*Your task*.
Transcribe the listing below in its entirety, exactly.
BEGIN
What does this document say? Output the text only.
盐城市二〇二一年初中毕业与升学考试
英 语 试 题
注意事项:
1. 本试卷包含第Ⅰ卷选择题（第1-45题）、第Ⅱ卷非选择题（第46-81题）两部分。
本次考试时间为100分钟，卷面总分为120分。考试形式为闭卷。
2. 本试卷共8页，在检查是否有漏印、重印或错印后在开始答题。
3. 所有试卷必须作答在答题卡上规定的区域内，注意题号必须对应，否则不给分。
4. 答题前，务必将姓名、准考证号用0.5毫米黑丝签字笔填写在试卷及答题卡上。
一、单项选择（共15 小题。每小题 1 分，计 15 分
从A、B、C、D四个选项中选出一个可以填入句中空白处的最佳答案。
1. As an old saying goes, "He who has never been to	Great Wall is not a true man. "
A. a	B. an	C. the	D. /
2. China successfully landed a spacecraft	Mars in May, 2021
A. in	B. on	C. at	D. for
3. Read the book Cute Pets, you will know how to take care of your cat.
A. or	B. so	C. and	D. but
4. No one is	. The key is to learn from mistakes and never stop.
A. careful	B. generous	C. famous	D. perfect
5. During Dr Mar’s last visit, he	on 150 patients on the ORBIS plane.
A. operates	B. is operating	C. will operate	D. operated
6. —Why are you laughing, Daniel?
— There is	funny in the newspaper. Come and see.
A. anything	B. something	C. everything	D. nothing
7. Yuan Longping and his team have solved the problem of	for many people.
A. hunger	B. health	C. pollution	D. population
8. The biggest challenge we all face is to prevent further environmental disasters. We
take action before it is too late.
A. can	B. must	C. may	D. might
END
*Answer section*.
What does this document say? Output the text only.
盐城市二〇二一年初中毕业与升学考试
英 语 试 题
注意事项:
1. 本试卷包含第Ⅰ卷选择题（第1-45题）、第Ⅱ卷非选择题（第46-81题）两部分。
本次考试时间为100分钟，卷面总分为120分。考试形式为闭卷。
2. 本试卷共8页，在检查是否有漏印、重印或错印后在开始答题。
3. 所有试卷必须作答在答题卡上规定的区域内，注意题号必须对应，否则不给分。
4. 答题前，务必将姓名、准考证号用0.5毫米黑丝签字笔填写在试卷及答题卡上。
一、单项选择（共15 小题。每小题 1 分，计 15 分
从A、B、C、D四个选项中选出一个可以填入句中空白处的最佳答案。
1. As an old saying goes, "He who has never been to	Great Wall is not a true man. "
A. a	B. an	C. the	D. /
2. China successfully landed a spacecraft	Mars in May, 2021
A. in	B. on	C. at	D. for
3. Read the book Cute Pets, you will know how to take care of your cat.
A. or	B. so	C. and	D. but
4. No one is	. The key is to learn from mistakes and never stop.
A. careful	B. generous	C. famous	D. perfect
5. During Dr Mar’s last visit, he	on 150 patients on the ORBIS plane.
A. operates	B. is operating	C. will operate	D. operated
6. —Why are you laughing, Daniel?
— There is	funny in the newspaper. Come and see.
A. anything	B. something	C. everything	D. nothing
7. Yuan Longping and his team have solved the problem of	for many people.
A. hunger	B. health	C. pollution	D. population
8. The biggest challenge we all face is to prevent further environmental disasters. We
take action before it is too late.
A. can	B. must	C. may	D. might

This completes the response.